Description of the task –
Output the material beneath exactly, leaving nothing out.
==*==
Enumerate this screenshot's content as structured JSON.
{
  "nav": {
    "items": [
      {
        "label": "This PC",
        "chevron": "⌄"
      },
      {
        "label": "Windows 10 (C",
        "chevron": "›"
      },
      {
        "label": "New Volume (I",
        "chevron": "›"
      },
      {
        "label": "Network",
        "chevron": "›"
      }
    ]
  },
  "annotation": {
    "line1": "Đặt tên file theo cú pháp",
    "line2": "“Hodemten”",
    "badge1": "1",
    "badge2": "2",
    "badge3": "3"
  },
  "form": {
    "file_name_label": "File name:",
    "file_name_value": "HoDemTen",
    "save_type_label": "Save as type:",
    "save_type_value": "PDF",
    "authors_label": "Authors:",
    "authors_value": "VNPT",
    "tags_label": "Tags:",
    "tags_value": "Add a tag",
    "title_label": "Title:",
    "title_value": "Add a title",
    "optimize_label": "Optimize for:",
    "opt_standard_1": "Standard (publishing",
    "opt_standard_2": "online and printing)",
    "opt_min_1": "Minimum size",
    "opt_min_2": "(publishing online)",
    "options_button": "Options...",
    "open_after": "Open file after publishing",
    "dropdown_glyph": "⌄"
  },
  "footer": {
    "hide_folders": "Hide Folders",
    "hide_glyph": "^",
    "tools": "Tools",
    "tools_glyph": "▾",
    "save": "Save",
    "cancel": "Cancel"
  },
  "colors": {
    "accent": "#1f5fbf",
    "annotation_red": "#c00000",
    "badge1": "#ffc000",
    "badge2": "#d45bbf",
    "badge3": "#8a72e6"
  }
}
==*==
Output for this exercise –
Enumerate this screenshot's content as structured JSON.
{
  "nav": {
    "items": [
      {
        "label": "This PC",
        "chevron": "⌄"
      },
      {
        "label": "Windows 10 (C",
        "chevron": "›"
      },
      {
        "label": "New Volume (I",
        "chevron": "›"
      },
      {
        "label": "Network",
        "chevron": "›"
      }
    ]
  },
  "annotation": {
    "line1": "Đặt tên file theo cú pháp",
    "line2": "“Hodemten”",
    "badge1": "1",
    "badge2": "2",
    "badge3": "3"
  },
  "form": {
    "file_name_label": "File name:",
    "file_name_value": "HoDemTen",
    "save_type_label": "Save as type:",
    "save_type_value": "PDF",
    "authors_label": "Authors:",
    "authors_value": "VNPT",
    "tags_label": "Tags:",
    "tags_value": "Add a tag",
    "title_label": "Title:",
    "title_value": "Add a title",
    "optimize_label": "Optimize for:",
    "opt_standard_1": "Standard (publishing",
    "opt_standard_2": "online and printing)",
    "opt_min_1": "Minimum size",
    "opt_min_2": "(publishing online)",
    "options_button": "Options...",
    "open_after": "Open file after publishing",
    "dropdown_glyph": "⌄"
  },
  "footer": {
    "hide_folders": "Hide Folders",
    "hide_glyph": "^",
    "tools": "Tools",
    "tools_glyph": "▾",
    "save": "Save",
    "cancel": "Cancel"
  },
  "colors": {
    "accent": "#1f5fbf",
    "annotation_red": "#c00000",
    "badge1": "#ffc000",
    "badge2": "#d45bbf",
    "badge3": "#8a72e6"
  }
}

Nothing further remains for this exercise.